> Task prompt
Quote every line of the data below as it stands, omitting pictures.

Stored data:
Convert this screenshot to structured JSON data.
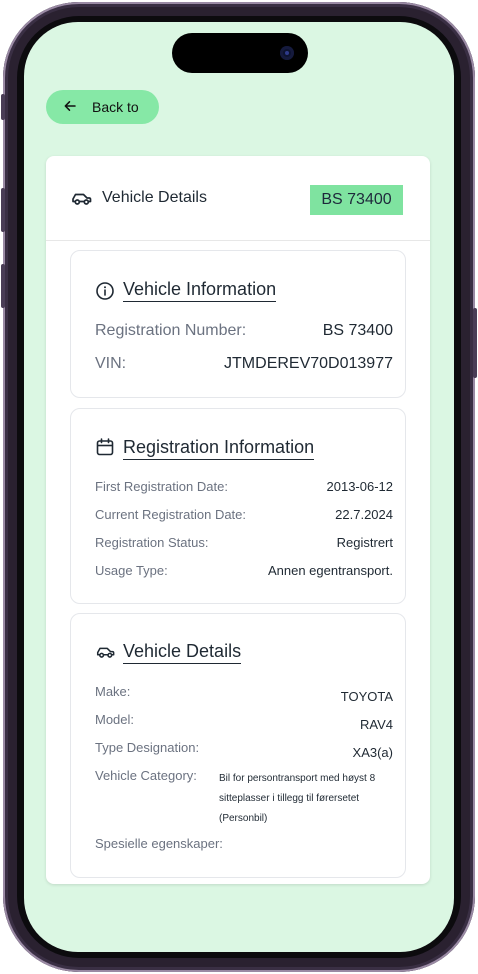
{
  "back_button": {
    "label": "Back to",
    "icon": "arrow-left-icon"
  },
  "card": {
    "title": "Vehicle Details",
    "plate": "BS 73400"
  },
  "vehicle_information": {
    "title": "Vehicle Information",
    "rows": [
      {
        "label": "Registration Number:",
        "value": "BS 73400"
      },
      {
        "label": "VIN:",
        "value": "JTMDEREV70D013977"
      }
    ]
  },
  "registration_information": {
    "title": "Registration Information",
    "rows": [
      {
        "label": "First Registration Date:",
        "value": "2013-06-12"
      },
      {
        "label": "Current Registration Date:",
        "value": "22.7.2024"
      },
      {
        "label": "Registration Status:",
        "value": "Registrert"
      },
      {
        "label": "Usage Type:",
        "value": "Annen egentransport."
      }
    ]
  },
  "vehicle_details": {
    "title": "Vehicle Details",
    "rows": [
      {
        "label": "Make:",
        "value": "TOYOTA"
      },
      {
        "label": "Model:",
        "value": "RAV4"
      },
      {
        "label": "Type Designation:",
        "value": "XA3(a)"
      }
    ],
    "category_label": "Vehicle Category:",
    "category_value": "Bil for persontransport med høyst 8 sitteplasser i tillegg til førersetet (Personbil)",
    "special_label": "Spesielle egenskaper:"
  },
  "colors": {
    "screen_bg": "#dbf7e3",
    "accent": "#7fe3a0",
    "back_button": "#86e8a6"
  }
}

> Solution to this task
Convert this screenshot to structured JSON data.
{
  "back_button": {
    "label": "Back to",
    "icon": "arrow-left-icon"
  },
  "card": {
    "title": "Vehicle Details",
    "plate": "BS 73400"
  },
  "vehicle_information": {
    "title": "Vehicle Information",
    "rows": [
      {
        "label": "Registration Number:",
        "value": "BS 73400"
      },
      {
        "label": "VIN:",
        "value": "JTMDEREV70D013977"
      }
    ]
  },
  "registration_information": {
    "title": "Registration Information",
    "rows": [
      {
        "label": "First Registration Date:",
        "value": "2013-06-12"
      },
      {
        "label": "Current Registration Date:",
        "value": "22.7.2024"
      },
      {
        "label": "Registration Status:",
        "value": "Registrert"
      },
      {
        "label": "Usage Type:",
        "value": "Annen egentransport."
      }
    ]
  },
  "vehicle_details": {
    "title": "Vehicle Details",
    "rows": [
      {
        "label": "Make:",
        "value": "TOYOTA"
      },
      {
        "label": "Model:",
        "value": "RAV4"
      },
      {
        "label": "Type Designation:",
        "value": "XA3(a)"
      }
    ],
    "category_label": "Vehicle Category:",
    "category_value": "Bil for persontransport med høyst 8 sitteplasser i tillegg til førersetet (Personbil)",
    "special_label": "Spesielle egenskaper:"
  },
  "colors": {
    "screen_bg": "#dbf7e3",
    "accent": "#7fe3a0",
    "back_button": "#86e8a6"
  }
}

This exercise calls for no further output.